WHAT TO DO
Write the records out again, precisely as they stand.

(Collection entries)
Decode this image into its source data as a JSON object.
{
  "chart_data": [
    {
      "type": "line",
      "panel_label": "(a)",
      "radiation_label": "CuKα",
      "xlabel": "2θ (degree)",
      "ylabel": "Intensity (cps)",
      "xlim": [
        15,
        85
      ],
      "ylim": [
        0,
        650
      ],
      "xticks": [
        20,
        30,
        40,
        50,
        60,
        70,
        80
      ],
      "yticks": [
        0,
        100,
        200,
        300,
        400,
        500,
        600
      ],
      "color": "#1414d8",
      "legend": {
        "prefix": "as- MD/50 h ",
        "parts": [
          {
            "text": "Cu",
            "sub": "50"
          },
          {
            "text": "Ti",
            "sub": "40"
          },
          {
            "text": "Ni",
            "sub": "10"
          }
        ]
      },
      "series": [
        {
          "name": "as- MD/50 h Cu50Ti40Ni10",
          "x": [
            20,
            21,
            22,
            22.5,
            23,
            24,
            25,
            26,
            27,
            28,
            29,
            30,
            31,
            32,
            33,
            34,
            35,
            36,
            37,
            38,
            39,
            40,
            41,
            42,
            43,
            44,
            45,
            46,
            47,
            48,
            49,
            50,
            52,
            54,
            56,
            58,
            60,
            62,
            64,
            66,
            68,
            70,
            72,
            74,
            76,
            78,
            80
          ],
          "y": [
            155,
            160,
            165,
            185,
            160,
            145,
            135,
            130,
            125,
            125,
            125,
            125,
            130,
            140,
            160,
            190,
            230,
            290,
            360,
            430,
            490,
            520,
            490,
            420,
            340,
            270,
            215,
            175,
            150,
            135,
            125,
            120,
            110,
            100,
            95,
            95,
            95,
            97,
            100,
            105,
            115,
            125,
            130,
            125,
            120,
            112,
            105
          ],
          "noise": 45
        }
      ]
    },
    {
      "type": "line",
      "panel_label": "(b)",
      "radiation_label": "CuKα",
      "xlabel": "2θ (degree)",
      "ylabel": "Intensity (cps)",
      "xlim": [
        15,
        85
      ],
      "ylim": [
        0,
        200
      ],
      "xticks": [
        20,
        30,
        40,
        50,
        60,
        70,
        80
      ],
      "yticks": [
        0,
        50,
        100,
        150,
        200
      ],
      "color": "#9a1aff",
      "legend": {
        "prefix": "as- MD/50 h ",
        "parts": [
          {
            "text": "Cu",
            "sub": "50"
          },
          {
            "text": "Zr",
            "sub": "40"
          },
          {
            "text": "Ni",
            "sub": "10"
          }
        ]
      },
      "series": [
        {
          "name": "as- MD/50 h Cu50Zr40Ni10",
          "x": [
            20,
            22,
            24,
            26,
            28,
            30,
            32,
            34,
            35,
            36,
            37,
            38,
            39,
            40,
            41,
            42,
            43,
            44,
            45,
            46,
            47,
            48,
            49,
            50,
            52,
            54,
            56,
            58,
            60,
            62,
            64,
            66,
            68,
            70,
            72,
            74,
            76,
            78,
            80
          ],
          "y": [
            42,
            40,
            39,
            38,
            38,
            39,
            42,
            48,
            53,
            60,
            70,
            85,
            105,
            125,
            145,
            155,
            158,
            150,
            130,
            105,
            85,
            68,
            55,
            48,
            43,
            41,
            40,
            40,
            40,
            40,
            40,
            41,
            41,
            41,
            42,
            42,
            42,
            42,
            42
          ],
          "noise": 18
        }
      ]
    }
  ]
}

COMPLETE RESPONSE
Decode this image into its source data as a JSON object.
{
  "chart_data": [
    {
      "type": "line",
      "panel_label": "(a)",
      "radiation_label": "CuKα",
      "xlabel": "2θ (degree)",
      "ylabel": "Intensity (cps)",
      "xlim": [
        15,
        85
      ],
      "ylim": [
        0,
        650
      ],
      "xticks": [
        20,
        30,
        40,
        50,
        60,
        70,
        80
      ],
      "yticks": [
        0,
        100,
        200,
        300,
        400,
        500,
        600
      ],
      "color": "#1414d8",
      "legend": {
        "prefix": "as- MD/50 h ",
        "parts": [
          {
            "text": "Cu",
            "sub": "50"
          },
          {
            "text": "Ti",
            "sub": "40"
          },
          {
            "text": "Ni",
            "sub": "10"
          }
        ]
      },
      "series": [
        {
          "name": "as- MD/50 h Cu50Ti40Ni10",
          "x": [
            20,
            21,
            22,
            22.5,
            23,
            24,
            25,
            26,
            27,
            28,
            29,
            30,
            31,
            32,
            33,
            34,
            35,
            36,
            37,
            38,
            39,
            40,
            41,
            42,
            43,
            44,
            45,
            46,
            47,
            48,
            49,
            50,
            52,
            54,
            56,
            58,
            60,
            62,
            64,
            66,
            68,
            70,
            72,
            74,
            76,
            78,
            80
          ],
          "y": [
            155,
            160,
            165,
            185,
            160,
            145,
            135,
            130,
            125,
            125,
            125,
            125,
            130,
            140,
            160,
            190,
            230,
            290,
            360,
            430,
            490,
            520,
            490,
            420,
            340,
            270,
            215,
            175,
            150,
            135,
            125,
            120,
            110,
            100,
            95,
            95,
            95,
            97,
            100,
            105,
            115,
            125,
            130,
            125,
            120,
            112,
            105
          ],
          "noise": 45
        }
      ]
    },
    {
      "type": "line",
      "panel_label": "(b)",
      "radiation_label": "CuKα",
      "xlabel": "2θ (degree)",
      "ylabel": "Intensity (cps)",
      "xlim": [
        15,
        85
      ],
      "ylim": [
        0,
        200
      ],
      "xticks": [
        20,
        30,
        40,
        50,
        60,
        70,
        80
      ],
      "yticks": [
        0,
        50,
        100,
        150,
        200
      ],
      "color": "#9a1aff",
      "legend": {
        "prefix": "as- MD/50 h ",
        "parts": [
          {
            "text": "Cu",
            "sub": "50"
          },
          {
            "text": "Zr",
            "sub": "40"
          },
          {
            "text": "Ni",
            "sub": "10"
          }
        ]
      },
      "series": [
        {
          "name": "as- MD/50 h Cu50Zr40Ni10",
          "x": [
            20,
            22,
            24,
            26,
            28,
            30,
            32,
            34,
            35,
            36,
            37,
            38,
            39,
            40,
            41,
            42,
            43,
            44,
            45,
            46,
            47,
            48,
            49,
            50,
            52,
            54,
            56,
            58,
            60,
            62,
            64,
            66,
            68,
            70,
            72,
            74,
            76,
            78,
            80
          ],
          "y": [
            42,
            40,
            39,
            38,
            38,
            39,
            42,
            48,
            53,
            60,
            70,
            85,
            105,
            125,
            145,
            155,
            158,
            150,
            130,
            105,
            85,
            68,
            55,
            48,
            43,
            41,
            40,
            40,
            40,
            40,
            40,
            41,
            41,
            41,
            42,
            42,
            42,
            42,
            42
          ],
          "noise": 18
        }
      ]
    }
  ]
}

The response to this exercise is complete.